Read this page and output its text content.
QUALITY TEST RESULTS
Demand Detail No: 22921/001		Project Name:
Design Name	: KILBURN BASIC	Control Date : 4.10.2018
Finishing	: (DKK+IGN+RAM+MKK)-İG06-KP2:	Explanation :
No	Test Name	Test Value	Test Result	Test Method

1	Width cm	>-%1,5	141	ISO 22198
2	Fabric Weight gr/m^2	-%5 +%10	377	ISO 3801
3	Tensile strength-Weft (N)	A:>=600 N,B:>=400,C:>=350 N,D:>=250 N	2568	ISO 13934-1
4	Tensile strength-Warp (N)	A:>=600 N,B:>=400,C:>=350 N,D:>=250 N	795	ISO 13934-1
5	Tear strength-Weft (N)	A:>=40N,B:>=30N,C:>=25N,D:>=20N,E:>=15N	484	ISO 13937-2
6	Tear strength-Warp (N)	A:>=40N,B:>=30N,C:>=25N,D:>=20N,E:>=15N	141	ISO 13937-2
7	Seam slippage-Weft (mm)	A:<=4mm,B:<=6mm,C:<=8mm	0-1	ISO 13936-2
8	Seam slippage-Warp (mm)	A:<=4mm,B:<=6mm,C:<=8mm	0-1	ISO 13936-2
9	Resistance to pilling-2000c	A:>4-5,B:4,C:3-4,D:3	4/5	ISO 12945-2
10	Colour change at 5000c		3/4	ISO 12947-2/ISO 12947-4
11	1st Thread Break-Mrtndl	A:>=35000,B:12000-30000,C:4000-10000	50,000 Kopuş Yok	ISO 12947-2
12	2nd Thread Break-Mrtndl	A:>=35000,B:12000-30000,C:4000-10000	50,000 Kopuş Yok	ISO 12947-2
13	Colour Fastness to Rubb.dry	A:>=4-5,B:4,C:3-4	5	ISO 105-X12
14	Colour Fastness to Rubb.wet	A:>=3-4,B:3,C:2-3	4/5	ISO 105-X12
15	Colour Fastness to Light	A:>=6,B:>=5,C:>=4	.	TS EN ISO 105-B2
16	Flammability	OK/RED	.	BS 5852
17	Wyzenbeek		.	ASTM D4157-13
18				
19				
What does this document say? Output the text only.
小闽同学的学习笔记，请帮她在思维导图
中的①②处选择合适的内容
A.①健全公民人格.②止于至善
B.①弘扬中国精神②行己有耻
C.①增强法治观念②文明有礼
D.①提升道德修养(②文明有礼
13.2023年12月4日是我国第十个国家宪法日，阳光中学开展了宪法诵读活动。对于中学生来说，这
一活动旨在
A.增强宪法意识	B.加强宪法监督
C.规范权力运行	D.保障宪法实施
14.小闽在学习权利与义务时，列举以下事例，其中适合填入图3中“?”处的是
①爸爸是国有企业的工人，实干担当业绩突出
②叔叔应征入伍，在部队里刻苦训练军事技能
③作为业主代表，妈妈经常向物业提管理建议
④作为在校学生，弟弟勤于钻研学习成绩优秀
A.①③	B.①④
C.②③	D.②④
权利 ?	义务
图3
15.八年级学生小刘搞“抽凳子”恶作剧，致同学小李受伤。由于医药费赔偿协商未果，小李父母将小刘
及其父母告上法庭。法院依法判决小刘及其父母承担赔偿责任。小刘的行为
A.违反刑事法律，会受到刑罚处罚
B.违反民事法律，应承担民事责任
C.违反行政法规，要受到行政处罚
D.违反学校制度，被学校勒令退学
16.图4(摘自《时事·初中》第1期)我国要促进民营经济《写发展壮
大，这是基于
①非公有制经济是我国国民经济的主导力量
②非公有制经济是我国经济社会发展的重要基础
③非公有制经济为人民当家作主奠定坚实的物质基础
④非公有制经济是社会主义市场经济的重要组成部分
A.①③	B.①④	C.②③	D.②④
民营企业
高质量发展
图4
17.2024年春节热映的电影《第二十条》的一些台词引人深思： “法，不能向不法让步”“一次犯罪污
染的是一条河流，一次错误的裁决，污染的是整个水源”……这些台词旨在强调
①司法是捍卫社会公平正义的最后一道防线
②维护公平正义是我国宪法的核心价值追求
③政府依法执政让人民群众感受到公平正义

What needs to be done → From the entries above, copy every line where the word "Name" shows up.

Answer to the problem →
Demand Detail No: 22921/001		Project Name:
Design Name	: KILBURN BASIC	Control Date : 4.10.2018
No	Test Name	Test Value	Test Result	Test Method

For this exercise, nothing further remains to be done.